**WRITTEN TASK:**
Omit every picture and output the rest of the records exactly as they are.

*** GIVEN INFORMATION

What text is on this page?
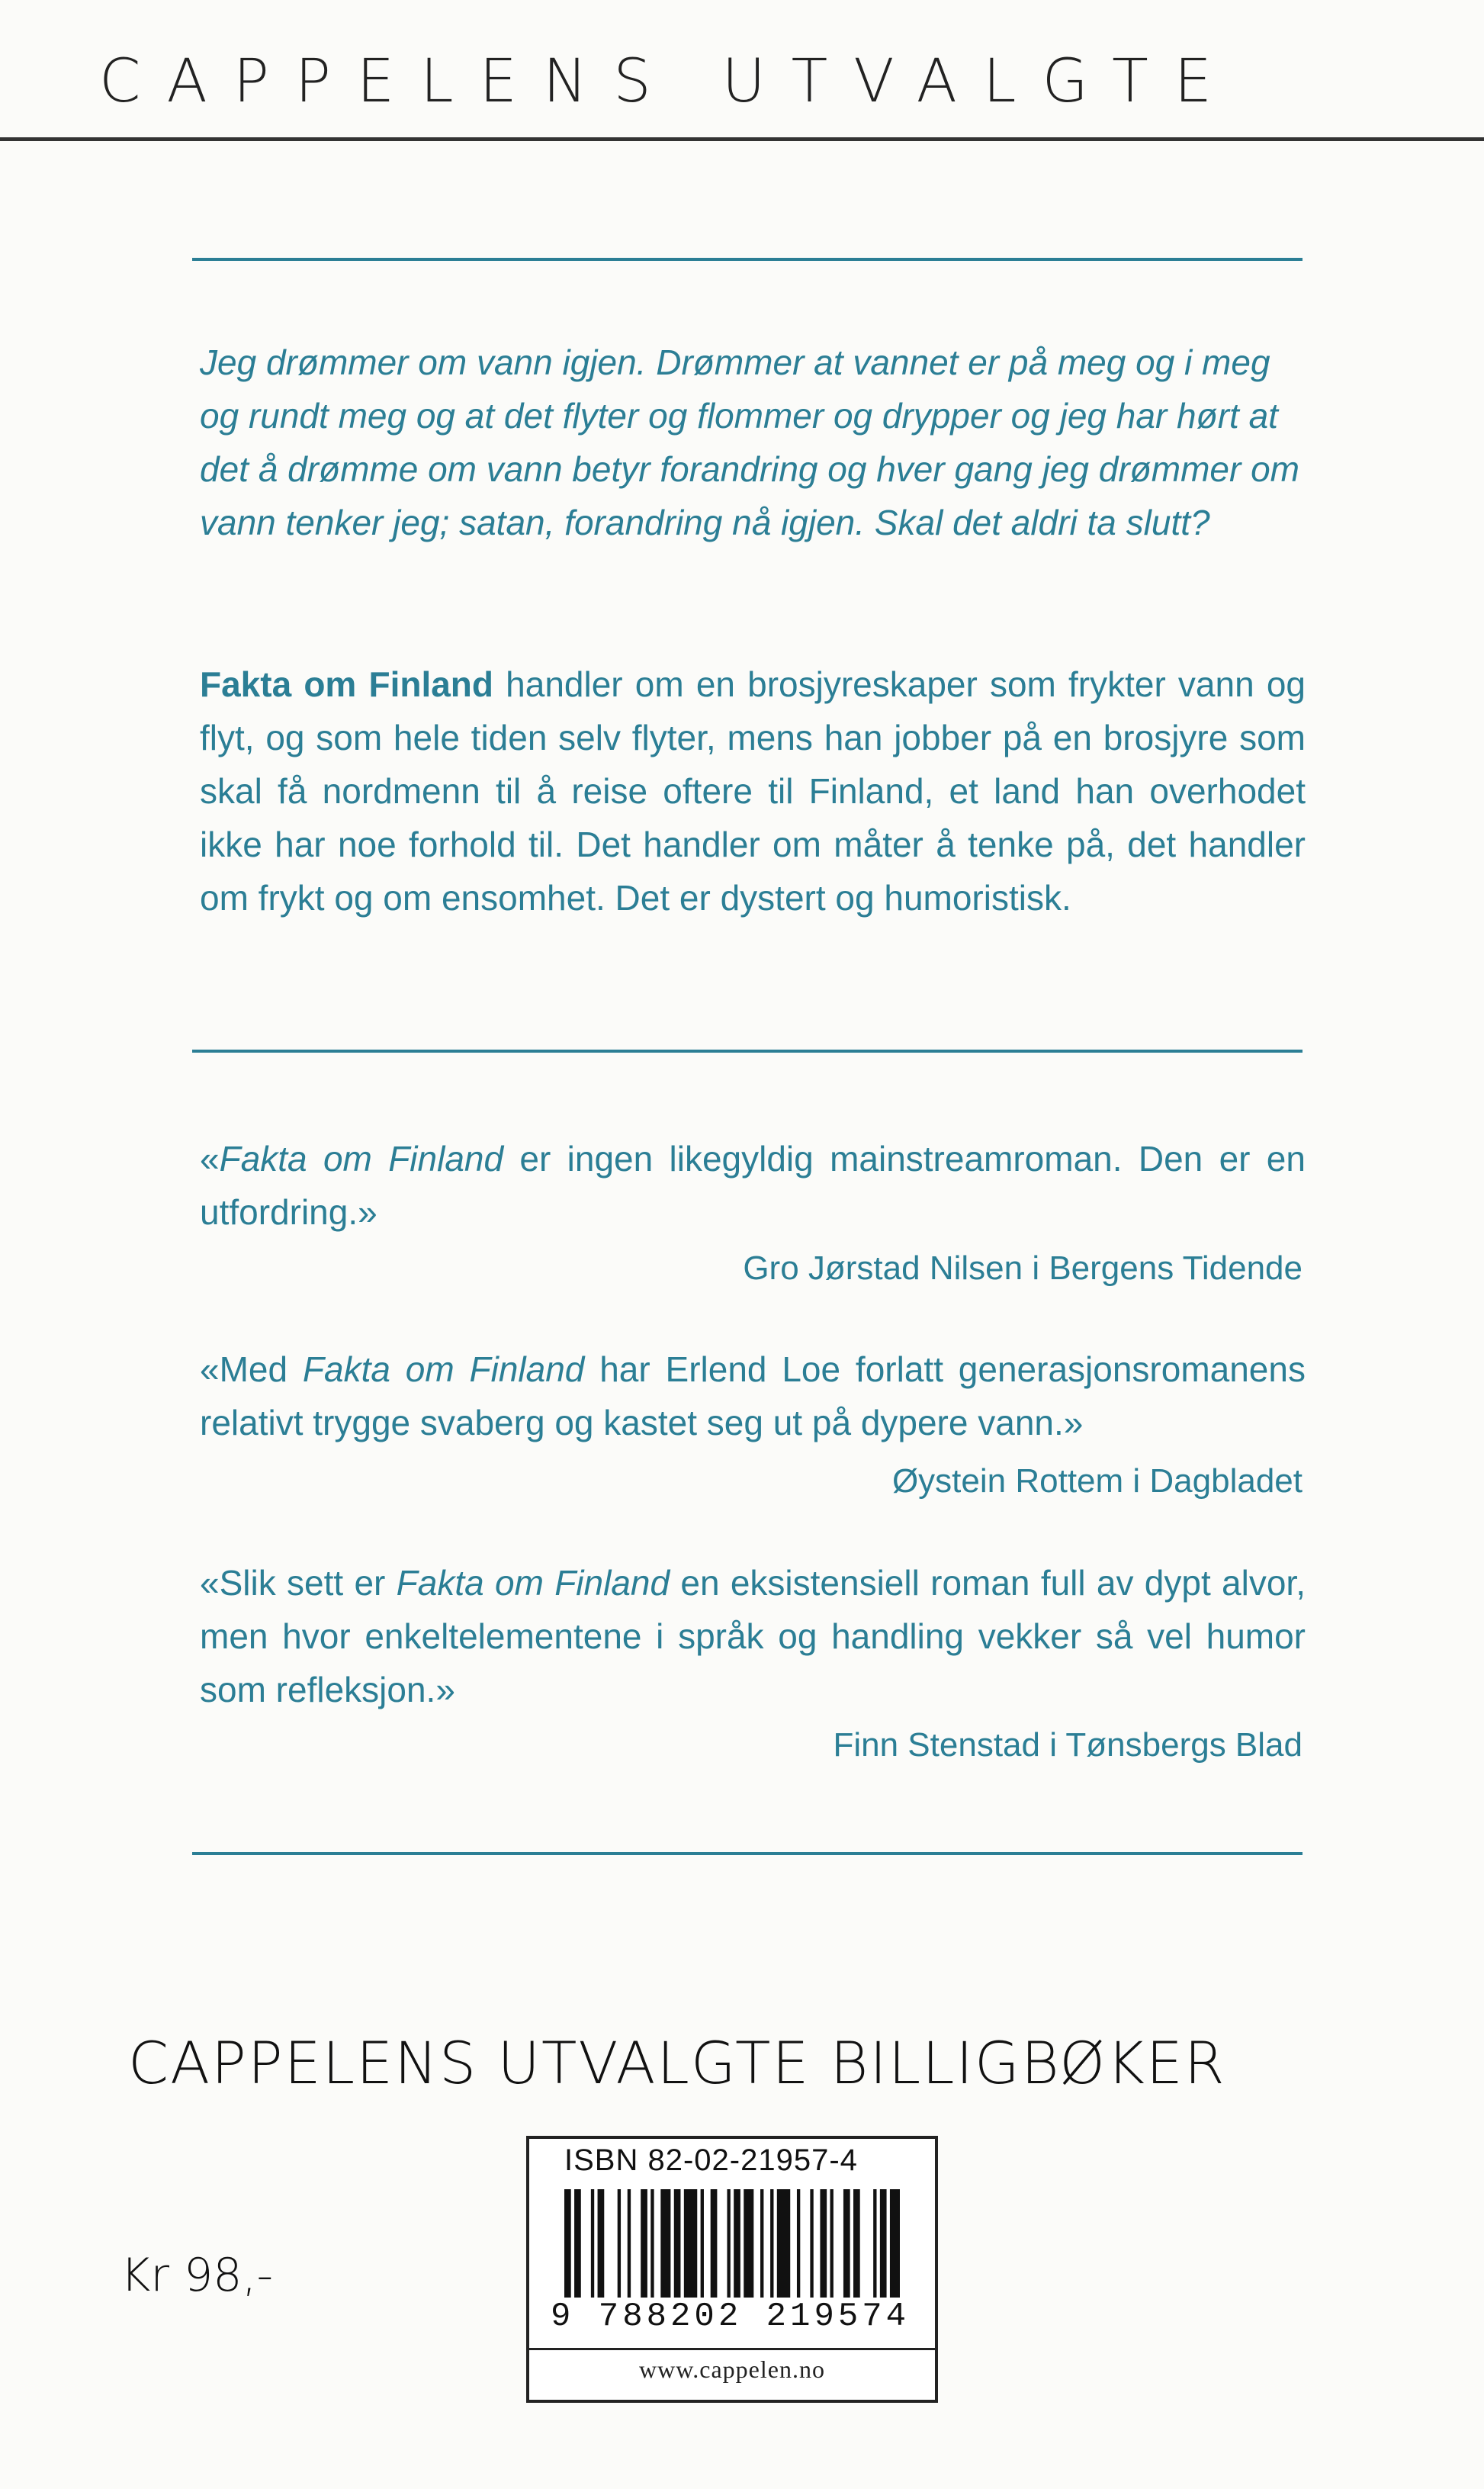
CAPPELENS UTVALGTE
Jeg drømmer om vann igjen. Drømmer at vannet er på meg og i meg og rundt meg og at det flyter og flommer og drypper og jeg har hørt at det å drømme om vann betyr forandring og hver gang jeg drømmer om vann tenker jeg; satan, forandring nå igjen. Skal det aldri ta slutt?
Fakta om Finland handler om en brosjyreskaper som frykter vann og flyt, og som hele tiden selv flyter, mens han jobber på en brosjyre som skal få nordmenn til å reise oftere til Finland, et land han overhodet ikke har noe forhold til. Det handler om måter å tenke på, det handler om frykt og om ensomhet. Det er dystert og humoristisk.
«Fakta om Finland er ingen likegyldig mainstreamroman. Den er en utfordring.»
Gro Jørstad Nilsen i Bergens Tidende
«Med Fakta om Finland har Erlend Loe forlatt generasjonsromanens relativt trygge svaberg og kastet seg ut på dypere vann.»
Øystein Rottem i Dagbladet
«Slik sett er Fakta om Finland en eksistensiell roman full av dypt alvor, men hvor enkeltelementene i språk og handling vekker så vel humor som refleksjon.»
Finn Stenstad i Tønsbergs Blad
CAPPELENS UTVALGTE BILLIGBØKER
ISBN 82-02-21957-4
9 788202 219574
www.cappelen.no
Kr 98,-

******

**ANSWER TO THIS PROBLEM:**
What text is on this page?
CAPPELENS UTVALGTE
Jeg drømmer om vann igjen. Drømmer at vannet er på meg og i meg og rundt meg og at det flyter og flommer og drypper og jeg har hørt at det å drømme om vann betyr forandring og hver gang jeg drømmer om vann tenker jeg; satan, forandring nå igjen. Skal det aldri ta slutt?
Fakta om Finland handler om en brosjyreskaper som frykter vann og flyt, og som hele tiden selv flyter, mens han jobber på en brosjyre som skal få nordmenn til å reise oftere til Finland, et land han overhodet ikke har noe forhold til. Det handler om måter å tenke på, det handler om frykt og om ensomhet. Det er dystert og humoristisk.
«Fakta om Finland er ingen likegyldig mainstreamroman. Den er en utfordring.»
Gro Jørstad Nilsen i Bergens Tidende
«Med Fakta om Finland har Erlend Loe forlatt generasjonsromanens relativt trygge svaberg og kastet seg ut på dypere vann.»
Øystein Rottem i Dagbladet
«Slik sett er Fakta om Finland en eksistensiell roman full av dypt alvor, men hvor enkeltelementene i språk og handling vekker så vel humor som refleksjon.»
Finn Stenstad i Tønsbergs Blad
CAPPELENS UTVALGTE BILLIGBØKER
ISBN 82-02-21957-4
9 788202 219574
www.cappelen.no
Kr 98,-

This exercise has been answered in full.